§ Try it
Here the job is to copy the data exactly and to exclude every image from it.

§ The data

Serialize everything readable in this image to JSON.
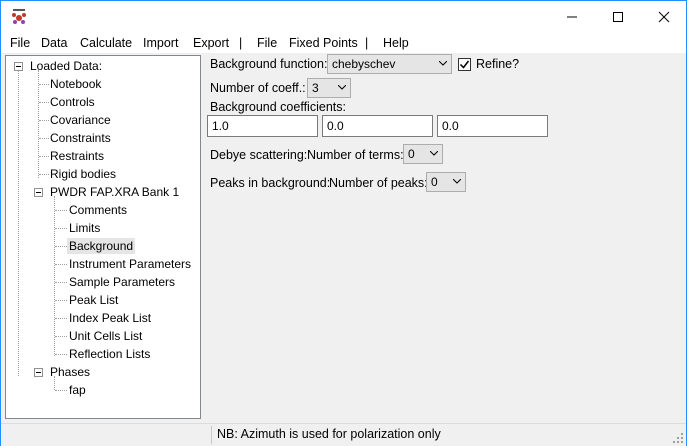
{
  "window": {
    "icon_text": "GSAS-II"
  },
  "menu": [
    "Help",
    "File",
    "Data",
    "Calculate",
    "Import",
    "Export",
    "|",
    "File",
    "Fixed Points",
    "|",
    "Help"
  ],
  "tree": {
    "root": "Loaded Data:",
    "items": [
      "Notebook",
      "Controls",
      "Covariance",
      "Constraints",
      "Restraints",
      "Rigid bodies"
    ],
    "histogram": "PWDR FAP.XRA Bank 1",
    "hist_children": [
      "Comments",
      "Limits",
      "Background",
      "Instrument Parameters",
      "Sample Parameters",
      "Peak List",
      "Index Peak List",
      "Unit Cells List",
      "Reflection Lists"
    ],
    "phases": "Phases",
    "phase_children": [
      "fap"
    ],
    "selected": "Background"
  },
  "background": {
    "function_label": "Background function:",
    "function_value": "chebyschev",
    "refine_label": "Refine?",
    "refine_checked": true,
    "ncoeff_label": "Number of coeff.:",
    "ncoeff_value": "3",
    "coeffs_label": "Background coefficients:",
    "coeffs": [
      "1.0",
      "0.0",
      "0.0"
    ],
    "debye_label": "Debye scattering:",
    "debye_terms_label": "Number of terms:",
    "debye_terms_value": "0",
    "peaks_label": "Peaks in background:",
    "peaks_num_label": "Number of peaks:",
    "peaks_num_value": "0"
  },
  "status": {
    "text": "NB: Azimuth is used for polarization only"
  }
}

§ Solved exercise
Serialize everything readable in this image to JSON.
{
  "window": {
    "icon_text": "GSAS-II"
  },
  "menu": [
    "Help",
    "File",
    "Data",
    "Calculate",
    "Import",
    "Export",
    "|",
    "File",
    "Fixed Points",
    "|",
    "Help"
  ],
  "tree": {
    "root": "Loaded Data:",
    "items": [
      "Notebook",
      "Controls",
      "Covariance",
      "Constraints",
      "Restraints",
      "Rigid bodies"
    ],
    "histogram": "PWDR FAP.XRA Bank 1",
    "hist_children": [
      "Comments",
      "Limits",
      "Background",
      "Instrument Parameters",
      "Sample Parameters",
      "Peak List",
      "Index Peak List",
      "Unit Cells List",
      "Reflection Lists"
    ],
    "phases": "Phases",
    "phase_children": [
      "fap"
    ],
    "selected": "Background"
  },
  "background": {
    "function_label": "Background function:",
    "function_value": "chebyschev",
    "refine_label": "Refine?",
    "refine_checked": true,
    "ncoeff_label": "Number of coeff.:",
    "ncoeff_value": "3",
    "coeffs_label": "Background coefficients:",
    "coeffs": [
      "1.0",
      "0.0",
      "0.0"
    ],
    "debye_label": "Debye scattering:",
    "debye_terms_label": "Number of terms:",
    "debye_terms_value": "0",
    "peaks_label": "Peaks in background:",
    "peaks_num_label": "Number of peaks:",
    "peaks_num_value": "0"
  },
  "status": {
    "text": "NB: Azimuth is used for polarization only"
  }
}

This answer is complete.